### YOUR INSTRUCTIONS
Pull every line of the entries that has the word "label".

### GIVEN RECORDS
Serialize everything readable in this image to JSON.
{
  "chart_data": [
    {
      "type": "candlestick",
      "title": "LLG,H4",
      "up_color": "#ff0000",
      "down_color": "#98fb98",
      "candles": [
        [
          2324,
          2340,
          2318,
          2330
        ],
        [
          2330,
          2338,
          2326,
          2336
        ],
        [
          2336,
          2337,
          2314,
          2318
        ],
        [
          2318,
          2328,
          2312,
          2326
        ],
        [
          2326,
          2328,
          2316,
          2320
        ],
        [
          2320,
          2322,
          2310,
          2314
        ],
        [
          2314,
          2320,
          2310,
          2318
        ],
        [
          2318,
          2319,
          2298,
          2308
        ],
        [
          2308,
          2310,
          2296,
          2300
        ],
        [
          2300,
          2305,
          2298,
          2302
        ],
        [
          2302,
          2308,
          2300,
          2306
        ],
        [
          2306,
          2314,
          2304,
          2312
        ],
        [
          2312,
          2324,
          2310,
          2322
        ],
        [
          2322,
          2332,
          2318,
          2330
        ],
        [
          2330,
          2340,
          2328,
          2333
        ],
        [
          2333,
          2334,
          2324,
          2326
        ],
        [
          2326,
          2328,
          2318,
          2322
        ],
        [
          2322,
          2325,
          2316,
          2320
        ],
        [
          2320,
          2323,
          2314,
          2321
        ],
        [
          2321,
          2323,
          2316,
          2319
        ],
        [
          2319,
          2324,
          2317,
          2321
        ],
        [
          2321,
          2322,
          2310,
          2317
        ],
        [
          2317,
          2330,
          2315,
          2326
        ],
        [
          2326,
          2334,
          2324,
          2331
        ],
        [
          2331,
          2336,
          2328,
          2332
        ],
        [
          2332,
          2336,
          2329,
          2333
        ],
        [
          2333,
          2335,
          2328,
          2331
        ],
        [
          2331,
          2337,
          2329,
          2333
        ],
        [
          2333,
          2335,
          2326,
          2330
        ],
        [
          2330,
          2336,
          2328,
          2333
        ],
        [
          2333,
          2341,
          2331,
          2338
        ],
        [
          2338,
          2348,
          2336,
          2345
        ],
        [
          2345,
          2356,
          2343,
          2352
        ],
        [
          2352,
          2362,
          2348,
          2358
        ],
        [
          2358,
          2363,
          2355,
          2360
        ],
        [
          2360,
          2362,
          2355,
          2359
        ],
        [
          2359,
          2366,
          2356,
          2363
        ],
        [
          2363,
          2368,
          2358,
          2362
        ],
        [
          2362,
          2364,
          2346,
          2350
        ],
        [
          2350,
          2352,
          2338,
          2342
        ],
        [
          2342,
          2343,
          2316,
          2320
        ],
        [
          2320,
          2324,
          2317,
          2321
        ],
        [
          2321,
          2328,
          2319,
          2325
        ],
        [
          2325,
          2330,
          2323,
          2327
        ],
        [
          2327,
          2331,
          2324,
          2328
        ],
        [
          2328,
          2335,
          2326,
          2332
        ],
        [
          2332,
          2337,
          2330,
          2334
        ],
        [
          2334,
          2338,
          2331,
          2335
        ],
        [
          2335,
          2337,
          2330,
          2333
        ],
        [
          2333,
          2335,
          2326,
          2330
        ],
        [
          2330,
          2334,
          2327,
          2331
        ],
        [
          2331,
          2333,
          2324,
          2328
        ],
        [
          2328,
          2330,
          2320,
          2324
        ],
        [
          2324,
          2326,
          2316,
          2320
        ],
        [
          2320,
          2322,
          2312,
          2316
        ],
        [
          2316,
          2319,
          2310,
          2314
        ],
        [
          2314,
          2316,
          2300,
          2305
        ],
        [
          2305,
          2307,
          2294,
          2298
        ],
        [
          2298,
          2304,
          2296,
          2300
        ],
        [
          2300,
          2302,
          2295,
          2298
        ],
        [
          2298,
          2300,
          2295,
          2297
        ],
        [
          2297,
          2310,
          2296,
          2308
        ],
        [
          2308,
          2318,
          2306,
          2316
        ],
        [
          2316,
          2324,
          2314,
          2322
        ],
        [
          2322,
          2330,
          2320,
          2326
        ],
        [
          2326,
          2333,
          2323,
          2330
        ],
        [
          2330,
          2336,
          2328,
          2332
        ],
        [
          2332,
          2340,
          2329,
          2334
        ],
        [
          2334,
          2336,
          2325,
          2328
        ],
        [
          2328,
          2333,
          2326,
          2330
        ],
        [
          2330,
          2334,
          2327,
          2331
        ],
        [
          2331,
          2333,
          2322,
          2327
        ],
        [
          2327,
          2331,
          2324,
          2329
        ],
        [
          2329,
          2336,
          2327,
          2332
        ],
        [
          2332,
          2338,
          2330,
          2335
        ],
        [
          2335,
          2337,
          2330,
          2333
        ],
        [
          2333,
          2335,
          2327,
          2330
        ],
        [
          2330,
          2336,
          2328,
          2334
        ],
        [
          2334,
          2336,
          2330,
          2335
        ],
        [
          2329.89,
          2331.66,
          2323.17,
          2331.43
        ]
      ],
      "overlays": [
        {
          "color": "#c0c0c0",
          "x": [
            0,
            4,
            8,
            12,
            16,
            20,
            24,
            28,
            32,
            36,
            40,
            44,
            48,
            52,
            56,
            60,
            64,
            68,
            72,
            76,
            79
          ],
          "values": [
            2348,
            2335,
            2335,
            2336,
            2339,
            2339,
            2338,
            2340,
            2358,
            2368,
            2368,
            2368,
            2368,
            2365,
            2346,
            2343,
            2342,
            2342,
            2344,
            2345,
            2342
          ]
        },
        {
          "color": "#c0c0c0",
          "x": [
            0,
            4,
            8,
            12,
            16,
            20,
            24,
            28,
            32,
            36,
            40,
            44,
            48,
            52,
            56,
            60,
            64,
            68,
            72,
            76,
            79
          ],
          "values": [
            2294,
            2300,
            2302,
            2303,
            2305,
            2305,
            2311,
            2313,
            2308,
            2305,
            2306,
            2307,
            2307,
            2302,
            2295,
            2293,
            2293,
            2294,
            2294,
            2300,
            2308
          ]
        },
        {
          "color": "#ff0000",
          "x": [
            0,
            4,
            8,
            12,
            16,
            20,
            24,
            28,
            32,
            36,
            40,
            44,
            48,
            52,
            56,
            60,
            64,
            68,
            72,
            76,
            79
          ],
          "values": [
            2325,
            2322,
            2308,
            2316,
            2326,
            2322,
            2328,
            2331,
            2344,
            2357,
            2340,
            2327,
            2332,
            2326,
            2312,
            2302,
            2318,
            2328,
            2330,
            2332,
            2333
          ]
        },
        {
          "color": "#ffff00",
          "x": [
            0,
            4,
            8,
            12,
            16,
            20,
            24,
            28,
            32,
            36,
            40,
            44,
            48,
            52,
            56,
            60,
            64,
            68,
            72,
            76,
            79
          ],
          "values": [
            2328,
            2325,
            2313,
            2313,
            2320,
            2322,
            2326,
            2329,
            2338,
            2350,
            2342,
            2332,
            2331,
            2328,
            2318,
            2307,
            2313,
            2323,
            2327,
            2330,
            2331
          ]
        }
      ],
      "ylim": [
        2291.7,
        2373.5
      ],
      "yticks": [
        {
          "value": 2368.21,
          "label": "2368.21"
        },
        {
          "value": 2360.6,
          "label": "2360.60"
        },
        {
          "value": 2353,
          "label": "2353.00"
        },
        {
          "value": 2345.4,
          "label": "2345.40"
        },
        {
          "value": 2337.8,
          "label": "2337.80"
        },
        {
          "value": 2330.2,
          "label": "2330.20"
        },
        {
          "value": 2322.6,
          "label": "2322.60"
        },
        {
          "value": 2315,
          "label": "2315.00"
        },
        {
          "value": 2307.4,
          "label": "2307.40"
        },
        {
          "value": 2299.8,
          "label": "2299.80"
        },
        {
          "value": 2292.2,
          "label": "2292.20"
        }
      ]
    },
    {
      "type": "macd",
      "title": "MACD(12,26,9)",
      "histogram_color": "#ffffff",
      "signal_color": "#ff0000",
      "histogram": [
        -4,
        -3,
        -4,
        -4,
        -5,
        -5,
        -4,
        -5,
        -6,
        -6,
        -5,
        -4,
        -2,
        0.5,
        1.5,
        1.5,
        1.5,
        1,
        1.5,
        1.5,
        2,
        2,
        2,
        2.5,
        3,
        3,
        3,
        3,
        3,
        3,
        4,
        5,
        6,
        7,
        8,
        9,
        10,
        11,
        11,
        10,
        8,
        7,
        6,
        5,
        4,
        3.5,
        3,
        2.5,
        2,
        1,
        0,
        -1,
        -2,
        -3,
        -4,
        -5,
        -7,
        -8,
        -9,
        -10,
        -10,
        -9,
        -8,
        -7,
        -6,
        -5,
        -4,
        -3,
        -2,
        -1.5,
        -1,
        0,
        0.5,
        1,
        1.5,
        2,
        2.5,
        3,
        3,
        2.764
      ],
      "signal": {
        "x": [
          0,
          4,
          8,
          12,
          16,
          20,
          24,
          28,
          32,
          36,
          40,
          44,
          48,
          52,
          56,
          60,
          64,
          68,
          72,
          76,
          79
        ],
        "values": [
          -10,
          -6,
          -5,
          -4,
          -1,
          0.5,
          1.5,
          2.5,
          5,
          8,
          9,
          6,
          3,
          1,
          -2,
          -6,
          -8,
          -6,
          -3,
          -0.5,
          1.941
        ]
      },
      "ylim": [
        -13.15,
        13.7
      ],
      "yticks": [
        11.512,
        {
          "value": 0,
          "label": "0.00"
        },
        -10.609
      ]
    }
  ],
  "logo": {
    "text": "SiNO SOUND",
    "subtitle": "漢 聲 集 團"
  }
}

### ANSWER IN FULL
          "label": "2368.21"
          "label": "2360.60"
          "label": "2353.00"
          "label": "2345.40"
          "label": "2337.80"
          "label": "2330.20"
          "label": "2322.60"
          "label": "2315.00"
          "label": "2307.40"
          "label": "2299.80"
          "label": "2292.20"
          "label": "0.00"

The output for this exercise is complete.